:: WHAT NEEDS TO BE DONE ::
Please write out the material that follows, exactly as it stands.

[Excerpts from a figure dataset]

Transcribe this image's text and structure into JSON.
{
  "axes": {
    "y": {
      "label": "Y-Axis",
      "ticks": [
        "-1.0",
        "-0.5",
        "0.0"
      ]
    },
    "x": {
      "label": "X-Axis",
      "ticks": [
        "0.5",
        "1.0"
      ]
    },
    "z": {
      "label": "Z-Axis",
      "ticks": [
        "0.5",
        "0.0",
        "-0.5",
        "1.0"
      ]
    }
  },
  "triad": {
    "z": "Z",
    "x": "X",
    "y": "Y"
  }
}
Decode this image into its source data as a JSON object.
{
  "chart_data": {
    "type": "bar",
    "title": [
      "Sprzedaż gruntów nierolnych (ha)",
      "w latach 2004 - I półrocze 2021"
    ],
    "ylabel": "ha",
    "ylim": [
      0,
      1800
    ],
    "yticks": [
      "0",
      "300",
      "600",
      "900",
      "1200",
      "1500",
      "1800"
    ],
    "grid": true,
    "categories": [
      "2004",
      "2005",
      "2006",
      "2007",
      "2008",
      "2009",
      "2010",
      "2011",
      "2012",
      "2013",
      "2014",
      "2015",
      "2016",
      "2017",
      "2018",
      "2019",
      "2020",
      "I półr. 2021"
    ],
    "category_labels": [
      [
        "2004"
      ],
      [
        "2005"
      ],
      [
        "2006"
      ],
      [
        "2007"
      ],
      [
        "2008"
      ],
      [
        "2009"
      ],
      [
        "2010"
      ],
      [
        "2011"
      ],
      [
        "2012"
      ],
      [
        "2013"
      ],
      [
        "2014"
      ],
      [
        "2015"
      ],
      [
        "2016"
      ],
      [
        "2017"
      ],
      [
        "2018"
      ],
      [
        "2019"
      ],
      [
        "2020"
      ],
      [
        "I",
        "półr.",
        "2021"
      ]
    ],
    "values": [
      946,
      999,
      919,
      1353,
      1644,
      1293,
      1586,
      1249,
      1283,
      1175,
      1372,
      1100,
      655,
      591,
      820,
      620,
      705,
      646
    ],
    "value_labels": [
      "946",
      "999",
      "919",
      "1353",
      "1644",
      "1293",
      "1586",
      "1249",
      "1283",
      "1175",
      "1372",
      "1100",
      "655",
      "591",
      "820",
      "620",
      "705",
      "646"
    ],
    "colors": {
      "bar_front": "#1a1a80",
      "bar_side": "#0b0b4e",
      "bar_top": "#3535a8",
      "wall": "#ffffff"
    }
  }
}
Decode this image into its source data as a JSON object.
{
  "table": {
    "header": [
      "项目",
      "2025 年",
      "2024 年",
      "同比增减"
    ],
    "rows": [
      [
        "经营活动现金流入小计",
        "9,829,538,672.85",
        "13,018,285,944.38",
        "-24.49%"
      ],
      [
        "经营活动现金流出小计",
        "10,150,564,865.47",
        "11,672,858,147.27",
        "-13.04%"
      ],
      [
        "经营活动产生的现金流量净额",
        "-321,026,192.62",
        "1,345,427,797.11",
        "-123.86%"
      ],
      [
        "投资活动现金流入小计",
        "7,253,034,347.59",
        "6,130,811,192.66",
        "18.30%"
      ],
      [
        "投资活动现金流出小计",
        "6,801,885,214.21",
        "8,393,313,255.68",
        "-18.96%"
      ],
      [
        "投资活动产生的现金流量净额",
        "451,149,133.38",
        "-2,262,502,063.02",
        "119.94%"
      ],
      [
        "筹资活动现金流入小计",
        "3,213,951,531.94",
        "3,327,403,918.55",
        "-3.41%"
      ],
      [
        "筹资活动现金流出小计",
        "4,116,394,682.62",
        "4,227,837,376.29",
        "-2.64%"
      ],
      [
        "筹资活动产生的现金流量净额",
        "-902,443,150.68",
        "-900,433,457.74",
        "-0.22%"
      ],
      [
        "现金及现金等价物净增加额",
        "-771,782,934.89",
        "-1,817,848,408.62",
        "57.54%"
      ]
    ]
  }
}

:: FINAL ANSWER ::
Transcribe this image's text and structure into JSON.
{
  "axes": {
    "y": {
      "label": "Y-Axis",
      "ticks": [
        "-1.0",
        "-0.5",
        "0.0"
      ]
    },
    "x": {
      "label": "X-Axis",
      "ticks": [
        "0.5",
        "1.0"
      ]
    },
    "z": {
      "label": "Z-Axis",
      "ticks": [
        "0.5",
        "0.0",
        "-0.5",
        "1.0"
      ]
    }
  },
  "triad": {
    "z": "Z",
    "x": "X",
    "y": "Y"
  }
}
Decode this image into its source data as a JSON object.
{
  "chart_data": {
    "type": "bar",
    "title": [
      "Sprzedaż gruntów nierolnych (ha)",
      "w latach 2004 - I półrocze 2021"
    ],
    "ylabel": "ha",
    "ylim": [
      0,
      1800
    ],
    "yticks": [
      "0",
      "300",
      "600",
      "900",
      "1200",
      "1500",
      "1800"
    ],
    "grid": true,
    "categories": [
      "2004",
      "2005",
      "2006",
      "2007",
      "2008",
      "2009",
      "2010",
      "2011",
      "2012",
      "2013",
      "2014",
      "2015",
      "2016",
      "2017",
      "2018",
      "2019",
      "2020",
      "I półr. 2021"
    ],
    "category_labels": [
      [
        "2004"
      ],
      [
        "2005"
      ],
      [
        "2006"
      ],
      [
        "2007"
      ],
      [
        "2008"
      ],
      [
        "2009"
      ],
      [
        "2010"
      ],
      [
        "2011"
      ],
      [
        "2012"
      ],
      [
        "2013"
      ],
      [
        "2014"
      ],
      [
        "2015"
      ],
      [
        "2016"
      ],
      [
        "2017"
      ],
      [
        "2018"
      ],
      [
        "2019"
      ],
      [
        "2020"
      ],
      [
        "I",
        "półr.",
        "2021"
      ]
    ],
    "values": [
      946,
      999,
      919,
      1353,
      1644,
      1293,
      1586,
      1249,
      1283,
      1175,
      1372,
      1100,
      655,
      591,
      820,
      620,
      705,
      646
    ],
    "value_labels": [
      "946",
      "999",
      "919",
      "1353",
      "1644",
      "1293",
      "1586",
      "1249",
      "1283",
      "1175",
      "1372",
      "1100",
      "655",
      "591",
      "820",
      "620",
      "705",
      "646"
    ],
    "colors": {
      "bar_front": "#1a1a80",
      "bar_side": "#0b0b4e",
      "bar_top": "#3535a8",
      "wall": "#ffffff"
    }
  }
}
Decode this image into its source data as a JSON object.
{
  "table": {
    "header": [
      "项目",
      "2025 年",
      "2024 年",
      "同比增减"
    ],
    "rows": [
      [
        "经营活动现金流入小计",
        "9,829,538,672.85",
        "13,018,285,944.38",
        "-24.49%"
      ],
      [
        "经营活动现金流出小计",
        "10,150,564,865.47",
        "11,672,858,147.27",
        "-13.04%"
      ],
      [
        "经营活动产生的现金流量净额",
        "-321,026,192.62",
        "1,345,427,797.11",
        "-123.86%"
      ],
      [
        "投资活动现金流入小计",
        "7,253,034,347.59",
        "6,130,811,192.66",
        "18.30%"
      ],
      [
        "投资活动现金流出小计",
        "6,801,885,214.21",
        "8,393,313,255.68",
        "-18.96%"
      ],
      [
        "投资活动产生的现金流量净额",
        "451,149,133.38",
        "-2,262,502,063.02",
        "119.94%"
      ],
      [
        "筹资活动现金流入小计",
        "3,213,951,531.94",
        "3,327,403,918.55",
        "-3.41%"
      ],
      [
        "筹资活动现金流出小计",
        "4,116,394,682.62",
        "4,227,837,376.29",
        "-2.64%"
      ],
      [
        "筹资活动产生的现金流量净额",
        "-902,443,150.68",
        "-900,433,457.74",
        "-0.22%"
      ],
      [
        "现金及现金等价物净增加额",
        "-771,782,934.89",
        "-1,817,848,408.62",
        "57.54%"
      ]
    ]
  }
}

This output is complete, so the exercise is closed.